Reading text:
Book Excerpt: 'Living Large'
March 15, 2006 — -- Mike Berman is an accomplished political strategist who has struggled with weight all his life. He has endured criticism, isolation and humiliation since he was a child. The book chronicles his journey to self-acceptance and a realization that true happiness and thinness are not mutually exclusive. The book is co-written by Laurence Shames, author of "Not Fade Away," the late Peter Barton's memoir.
My name is Mike Berman. I'm 66 years old, five feet nine inches tall, and I weigh 235 pounds. Today, that is. Over the course of my adult life, I've weighed as much as 332 and as little as 217. I've spent years commuting between 230 and 280; I've crossed the 300-pound threshold four or five times. I would reckon, conservatively, that when all my ups and downs are figured in, I have gained and lost well over a thousand pounds -- more than three times my total weight, even at my heaviest.
In short, I am a fat man. But I am also a happy man. Yes, those two things can go together -- though it took me a lot of years, a lot of pain, and a lot of psychotherapy to realize that.
Along the way I realized something else as well: that my best chance for peace of mind and also for controlling my weight lay in accepting my situation. I don't mean giving up on the hope of being thinner; I have always tried to lose more weight, and I always will. I mean being honest and realistic about what I'm up against. I've accepted the hard but liberating notion that I have a disease. My fatness is not a function of "willpower" or "discipline" or "laziness" or "weakness." It's the result of physical and psychological factors that are outside of my control. Like diabetes or flat feet, my fatness is a chronic malady that can't be cured but can be managed.
Let me make it clear that having a disease is no excuse to shirk responsibility. I have a problem, but I am not helpless. I don't see myself as a victim. I refuse to be passive or self-pitying when it comes to my well-being. Every life has its difficulties, and being fat is one of mine. That's just how it is. Still, I have a choice -- a choice made far tougher and more complicated by my disease, but a choice nonetheless -- as to whether or not I eat that piece of chocolate, whether or not I keep my appointment with the treadmill.
But responsibility is one thing; guilt is something else. Responsibility is positive, a duty we owe to ourselves, a matter of self-respect. Guilt is destructive. Guilt breeds desperation -- and desperation makes it even harder to make good decisions.In recent years -- after more than six decades of living as a fat person -- I have finally learned to stop feeling guilty and desperate about my weight. Again, this doesn't mean I am thrilled to be fat or that I've stopped working at becoming thinner. But I have largely moved beyond the torment. The pressure is off. I don't have to lose weight; I'm okay the way I am.

Source data:
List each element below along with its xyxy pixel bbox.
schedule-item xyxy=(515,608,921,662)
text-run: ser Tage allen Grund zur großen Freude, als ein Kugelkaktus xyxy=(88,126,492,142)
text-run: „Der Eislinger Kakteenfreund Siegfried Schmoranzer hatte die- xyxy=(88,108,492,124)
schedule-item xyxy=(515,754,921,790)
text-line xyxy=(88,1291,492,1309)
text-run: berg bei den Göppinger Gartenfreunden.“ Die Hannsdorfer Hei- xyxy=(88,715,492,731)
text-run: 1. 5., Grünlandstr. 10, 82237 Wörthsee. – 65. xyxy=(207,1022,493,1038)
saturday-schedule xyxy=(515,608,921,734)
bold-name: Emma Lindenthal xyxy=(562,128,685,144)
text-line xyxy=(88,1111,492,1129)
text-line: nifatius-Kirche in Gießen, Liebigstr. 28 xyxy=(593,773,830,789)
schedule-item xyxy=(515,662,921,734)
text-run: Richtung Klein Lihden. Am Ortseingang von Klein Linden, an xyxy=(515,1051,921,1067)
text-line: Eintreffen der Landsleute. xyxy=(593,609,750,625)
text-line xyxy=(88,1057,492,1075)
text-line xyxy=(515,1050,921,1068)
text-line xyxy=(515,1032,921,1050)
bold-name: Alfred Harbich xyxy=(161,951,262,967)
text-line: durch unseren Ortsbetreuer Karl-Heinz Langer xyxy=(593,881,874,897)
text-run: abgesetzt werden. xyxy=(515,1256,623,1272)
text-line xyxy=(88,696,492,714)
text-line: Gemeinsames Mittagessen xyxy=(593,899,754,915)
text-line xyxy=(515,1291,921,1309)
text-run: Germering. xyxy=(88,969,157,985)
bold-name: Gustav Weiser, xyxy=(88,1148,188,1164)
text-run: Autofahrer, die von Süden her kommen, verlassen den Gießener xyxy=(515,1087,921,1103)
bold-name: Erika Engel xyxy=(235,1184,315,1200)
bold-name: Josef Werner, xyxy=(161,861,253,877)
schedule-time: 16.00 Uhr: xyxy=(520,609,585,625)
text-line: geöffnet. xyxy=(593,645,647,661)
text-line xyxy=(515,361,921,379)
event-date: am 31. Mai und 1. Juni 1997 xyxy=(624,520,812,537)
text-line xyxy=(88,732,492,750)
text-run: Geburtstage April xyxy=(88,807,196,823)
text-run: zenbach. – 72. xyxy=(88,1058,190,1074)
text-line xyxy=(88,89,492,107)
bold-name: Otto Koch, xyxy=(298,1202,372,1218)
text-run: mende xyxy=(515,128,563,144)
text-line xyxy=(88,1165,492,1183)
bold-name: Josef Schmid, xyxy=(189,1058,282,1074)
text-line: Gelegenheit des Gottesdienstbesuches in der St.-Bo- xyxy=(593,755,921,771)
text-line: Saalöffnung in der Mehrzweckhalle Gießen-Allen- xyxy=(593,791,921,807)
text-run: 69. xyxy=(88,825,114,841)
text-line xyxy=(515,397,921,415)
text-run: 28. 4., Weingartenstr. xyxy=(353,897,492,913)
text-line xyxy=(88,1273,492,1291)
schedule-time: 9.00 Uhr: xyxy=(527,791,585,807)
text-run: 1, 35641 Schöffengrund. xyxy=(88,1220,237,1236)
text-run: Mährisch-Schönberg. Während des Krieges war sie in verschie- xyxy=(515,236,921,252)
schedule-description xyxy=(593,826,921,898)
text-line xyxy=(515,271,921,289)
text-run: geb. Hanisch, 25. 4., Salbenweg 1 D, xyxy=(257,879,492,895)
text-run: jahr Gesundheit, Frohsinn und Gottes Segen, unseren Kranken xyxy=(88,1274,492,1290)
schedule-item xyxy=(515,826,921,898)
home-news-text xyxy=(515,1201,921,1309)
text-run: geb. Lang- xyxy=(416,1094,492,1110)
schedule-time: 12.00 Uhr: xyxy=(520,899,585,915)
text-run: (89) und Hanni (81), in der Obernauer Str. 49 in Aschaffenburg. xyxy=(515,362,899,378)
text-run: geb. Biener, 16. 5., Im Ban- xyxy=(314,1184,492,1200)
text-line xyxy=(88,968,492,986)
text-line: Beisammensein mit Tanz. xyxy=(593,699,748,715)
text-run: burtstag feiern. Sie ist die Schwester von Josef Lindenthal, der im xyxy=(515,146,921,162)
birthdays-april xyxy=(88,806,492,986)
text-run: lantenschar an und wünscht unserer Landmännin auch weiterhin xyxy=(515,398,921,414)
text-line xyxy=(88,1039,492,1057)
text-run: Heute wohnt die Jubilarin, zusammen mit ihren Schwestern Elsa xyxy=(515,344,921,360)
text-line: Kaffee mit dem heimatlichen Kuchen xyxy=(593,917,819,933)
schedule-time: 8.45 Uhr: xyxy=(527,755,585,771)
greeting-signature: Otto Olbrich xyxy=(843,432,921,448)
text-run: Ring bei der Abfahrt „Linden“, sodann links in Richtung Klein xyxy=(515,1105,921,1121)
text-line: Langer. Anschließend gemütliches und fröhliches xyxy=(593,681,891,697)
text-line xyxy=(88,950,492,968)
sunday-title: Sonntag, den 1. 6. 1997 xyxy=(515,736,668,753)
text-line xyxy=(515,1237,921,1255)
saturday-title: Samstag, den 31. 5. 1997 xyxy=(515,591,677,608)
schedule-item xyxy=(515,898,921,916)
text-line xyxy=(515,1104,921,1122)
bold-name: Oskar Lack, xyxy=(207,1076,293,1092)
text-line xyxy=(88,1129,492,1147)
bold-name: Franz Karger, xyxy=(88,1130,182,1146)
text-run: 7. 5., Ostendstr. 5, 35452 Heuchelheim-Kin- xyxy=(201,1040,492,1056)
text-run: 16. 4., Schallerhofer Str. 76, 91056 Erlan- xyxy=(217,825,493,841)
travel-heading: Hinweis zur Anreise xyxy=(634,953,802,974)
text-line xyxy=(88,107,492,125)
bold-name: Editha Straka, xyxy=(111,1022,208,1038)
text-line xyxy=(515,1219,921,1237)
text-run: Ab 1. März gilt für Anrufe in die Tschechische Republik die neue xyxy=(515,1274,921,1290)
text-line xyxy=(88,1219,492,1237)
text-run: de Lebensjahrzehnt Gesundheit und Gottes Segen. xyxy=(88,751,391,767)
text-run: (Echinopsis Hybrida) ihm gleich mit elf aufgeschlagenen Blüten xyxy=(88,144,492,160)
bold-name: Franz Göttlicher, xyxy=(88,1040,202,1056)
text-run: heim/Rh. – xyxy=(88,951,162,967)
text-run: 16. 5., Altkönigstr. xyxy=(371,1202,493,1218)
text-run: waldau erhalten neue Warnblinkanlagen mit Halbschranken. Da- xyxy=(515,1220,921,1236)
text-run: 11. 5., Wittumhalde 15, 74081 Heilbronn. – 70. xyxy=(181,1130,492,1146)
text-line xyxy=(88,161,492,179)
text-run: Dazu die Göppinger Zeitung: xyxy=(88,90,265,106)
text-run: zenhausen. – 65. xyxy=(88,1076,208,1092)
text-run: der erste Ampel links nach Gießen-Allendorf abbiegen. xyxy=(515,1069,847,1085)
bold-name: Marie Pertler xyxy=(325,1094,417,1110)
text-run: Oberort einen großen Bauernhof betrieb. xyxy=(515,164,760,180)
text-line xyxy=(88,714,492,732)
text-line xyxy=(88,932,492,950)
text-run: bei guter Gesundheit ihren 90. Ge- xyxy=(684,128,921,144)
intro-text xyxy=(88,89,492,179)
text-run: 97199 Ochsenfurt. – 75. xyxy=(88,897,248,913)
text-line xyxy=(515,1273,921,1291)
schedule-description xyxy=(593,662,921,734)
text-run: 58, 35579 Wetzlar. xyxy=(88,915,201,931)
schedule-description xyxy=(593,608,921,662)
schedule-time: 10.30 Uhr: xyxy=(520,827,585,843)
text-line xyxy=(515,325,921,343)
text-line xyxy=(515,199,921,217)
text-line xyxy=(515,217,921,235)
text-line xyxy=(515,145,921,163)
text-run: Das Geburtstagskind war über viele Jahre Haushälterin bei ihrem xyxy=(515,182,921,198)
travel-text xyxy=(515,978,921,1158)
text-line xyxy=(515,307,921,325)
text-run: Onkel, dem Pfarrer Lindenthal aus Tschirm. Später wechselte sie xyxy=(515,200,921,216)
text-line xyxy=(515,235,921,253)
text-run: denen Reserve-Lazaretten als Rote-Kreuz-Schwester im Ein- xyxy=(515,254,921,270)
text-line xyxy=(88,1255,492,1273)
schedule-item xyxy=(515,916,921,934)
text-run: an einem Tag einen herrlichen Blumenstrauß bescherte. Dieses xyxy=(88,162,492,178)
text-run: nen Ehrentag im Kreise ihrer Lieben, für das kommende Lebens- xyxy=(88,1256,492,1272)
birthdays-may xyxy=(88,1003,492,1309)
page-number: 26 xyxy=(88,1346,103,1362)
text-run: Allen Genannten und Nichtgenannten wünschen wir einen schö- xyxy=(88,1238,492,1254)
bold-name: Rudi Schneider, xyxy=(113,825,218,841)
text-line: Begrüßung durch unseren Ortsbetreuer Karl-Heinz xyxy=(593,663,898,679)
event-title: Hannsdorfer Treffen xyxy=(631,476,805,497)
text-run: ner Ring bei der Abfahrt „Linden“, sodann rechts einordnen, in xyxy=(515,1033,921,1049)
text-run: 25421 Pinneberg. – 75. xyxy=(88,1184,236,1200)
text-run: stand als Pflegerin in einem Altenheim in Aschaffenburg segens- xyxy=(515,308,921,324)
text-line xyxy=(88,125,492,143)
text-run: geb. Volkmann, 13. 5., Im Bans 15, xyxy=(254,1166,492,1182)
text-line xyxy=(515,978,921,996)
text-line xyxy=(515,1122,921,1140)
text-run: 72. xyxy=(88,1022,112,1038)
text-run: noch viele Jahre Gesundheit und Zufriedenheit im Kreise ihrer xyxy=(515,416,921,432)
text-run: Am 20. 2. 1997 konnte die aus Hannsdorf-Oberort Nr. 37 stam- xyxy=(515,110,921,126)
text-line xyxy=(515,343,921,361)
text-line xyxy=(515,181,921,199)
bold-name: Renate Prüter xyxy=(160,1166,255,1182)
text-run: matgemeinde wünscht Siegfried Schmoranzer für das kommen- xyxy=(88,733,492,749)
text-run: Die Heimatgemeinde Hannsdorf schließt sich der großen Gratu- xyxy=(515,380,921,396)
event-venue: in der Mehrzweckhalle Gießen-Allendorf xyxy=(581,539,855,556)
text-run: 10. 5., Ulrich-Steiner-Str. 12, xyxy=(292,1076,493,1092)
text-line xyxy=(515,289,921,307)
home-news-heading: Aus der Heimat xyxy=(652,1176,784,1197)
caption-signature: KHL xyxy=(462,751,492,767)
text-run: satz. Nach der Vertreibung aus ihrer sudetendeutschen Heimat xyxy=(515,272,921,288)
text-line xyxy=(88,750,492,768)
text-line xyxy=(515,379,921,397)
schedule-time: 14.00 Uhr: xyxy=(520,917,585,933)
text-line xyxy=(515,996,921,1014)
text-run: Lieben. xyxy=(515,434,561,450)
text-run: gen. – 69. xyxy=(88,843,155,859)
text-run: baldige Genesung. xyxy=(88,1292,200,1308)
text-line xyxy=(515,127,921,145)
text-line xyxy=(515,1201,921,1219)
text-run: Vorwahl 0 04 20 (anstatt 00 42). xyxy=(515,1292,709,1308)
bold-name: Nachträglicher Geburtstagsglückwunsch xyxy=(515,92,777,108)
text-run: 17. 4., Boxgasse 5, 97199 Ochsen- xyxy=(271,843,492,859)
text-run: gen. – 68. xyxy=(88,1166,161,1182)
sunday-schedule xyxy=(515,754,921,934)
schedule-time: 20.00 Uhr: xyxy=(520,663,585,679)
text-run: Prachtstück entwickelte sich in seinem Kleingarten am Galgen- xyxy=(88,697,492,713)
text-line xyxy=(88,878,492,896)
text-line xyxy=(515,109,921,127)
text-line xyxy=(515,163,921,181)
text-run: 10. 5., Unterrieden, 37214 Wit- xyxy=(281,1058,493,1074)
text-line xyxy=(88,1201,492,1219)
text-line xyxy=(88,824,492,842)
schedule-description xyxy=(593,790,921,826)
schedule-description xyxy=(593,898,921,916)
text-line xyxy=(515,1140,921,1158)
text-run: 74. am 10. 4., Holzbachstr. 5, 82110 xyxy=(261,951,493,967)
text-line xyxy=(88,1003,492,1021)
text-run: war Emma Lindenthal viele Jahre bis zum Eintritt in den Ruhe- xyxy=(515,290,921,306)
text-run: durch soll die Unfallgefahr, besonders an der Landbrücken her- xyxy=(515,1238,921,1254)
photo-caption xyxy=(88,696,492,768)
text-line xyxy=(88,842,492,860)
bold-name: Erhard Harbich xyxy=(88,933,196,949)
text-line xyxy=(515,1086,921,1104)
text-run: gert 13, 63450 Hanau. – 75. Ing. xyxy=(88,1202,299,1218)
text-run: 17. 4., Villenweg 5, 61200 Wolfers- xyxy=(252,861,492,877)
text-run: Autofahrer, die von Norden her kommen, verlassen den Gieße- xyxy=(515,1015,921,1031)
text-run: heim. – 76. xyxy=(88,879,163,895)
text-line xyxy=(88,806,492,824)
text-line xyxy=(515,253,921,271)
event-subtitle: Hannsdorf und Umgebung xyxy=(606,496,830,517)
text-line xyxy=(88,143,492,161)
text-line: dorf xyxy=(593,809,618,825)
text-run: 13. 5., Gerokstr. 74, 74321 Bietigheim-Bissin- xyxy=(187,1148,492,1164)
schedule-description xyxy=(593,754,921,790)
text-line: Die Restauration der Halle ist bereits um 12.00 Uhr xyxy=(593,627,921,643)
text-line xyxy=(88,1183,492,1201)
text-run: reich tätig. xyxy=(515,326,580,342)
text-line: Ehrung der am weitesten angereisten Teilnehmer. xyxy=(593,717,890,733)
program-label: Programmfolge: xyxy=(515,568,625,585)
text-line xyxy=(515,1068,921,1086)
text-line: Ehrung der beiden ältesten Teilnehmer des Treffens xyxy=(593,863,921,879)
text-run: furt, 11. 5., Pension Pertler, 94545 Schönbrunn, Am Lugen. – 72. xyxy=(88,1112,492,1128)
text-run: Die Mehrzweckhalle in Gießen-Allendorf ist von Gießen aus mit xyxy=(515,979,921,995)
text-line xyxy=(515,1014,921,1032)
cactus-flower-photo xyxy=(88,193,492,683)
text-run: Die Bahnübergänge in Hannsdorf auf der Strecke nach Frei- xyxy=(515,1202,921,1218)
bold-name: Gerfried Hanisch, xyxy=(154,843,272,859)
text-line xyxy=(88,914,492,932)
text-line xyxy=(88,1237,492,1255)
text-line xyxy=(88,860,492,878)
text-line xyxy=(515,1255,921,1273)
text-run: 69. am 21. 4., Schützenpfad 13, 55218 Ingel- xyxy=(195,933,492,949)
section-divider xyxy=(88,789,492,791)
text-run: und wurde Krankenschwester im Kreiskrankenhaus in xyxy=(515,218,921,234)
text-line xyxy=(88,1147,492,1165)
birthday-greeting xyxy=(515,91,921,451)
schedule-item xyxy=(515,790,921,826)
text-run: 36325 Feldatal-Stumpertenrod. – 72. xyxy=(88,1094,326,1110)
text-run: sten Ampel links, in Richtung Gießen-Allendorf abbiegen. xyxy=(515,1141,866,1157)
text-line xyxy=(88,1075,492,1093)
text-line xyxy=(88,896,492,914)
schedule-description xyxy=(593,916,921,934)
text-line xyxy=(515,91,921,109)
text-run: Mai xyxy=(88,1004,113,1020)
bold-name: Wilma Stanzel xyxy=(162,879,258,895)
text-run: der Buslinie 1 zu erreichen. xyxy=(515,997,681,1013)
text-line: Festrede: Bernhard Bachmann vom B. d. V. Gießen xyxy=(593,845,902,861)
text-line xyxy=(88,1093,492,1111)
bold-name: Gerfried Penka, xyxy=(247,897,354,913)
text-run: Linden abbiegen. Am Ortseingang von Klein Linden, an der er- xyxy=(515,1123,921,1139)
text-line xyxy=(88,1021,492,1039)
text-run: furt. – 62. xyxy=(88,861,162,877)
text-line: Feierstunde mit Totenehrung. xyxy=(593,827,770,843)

Tasks and exercises:
1: Can you reproduce the stretch of the book excerpt from "In short, I" through "to realize that."?
2: Does the book excerpt support each of these statements? (a) Berman's heaviest weight as an adult was 332 pounds. (b) Berman has given up trying to lose weight. (c) Berman regards responsibility and guilt as the same thing. Answer yes or no for each and quote the words that decide it.

Answers by item:
1:
In short, I am a fat man. But I am also a happy man. Yes, those two things can go together -- though it took me a lot of years, a lot of pain, and a lot of psychotherapy to realize that.

2:
(a) Yes: "I've weighed as much as 332 and as little as 217."
(b) No: "I have always tried to lose more weight, and I always will."
(c) No: "But responsibility is one thing; guilt is something else."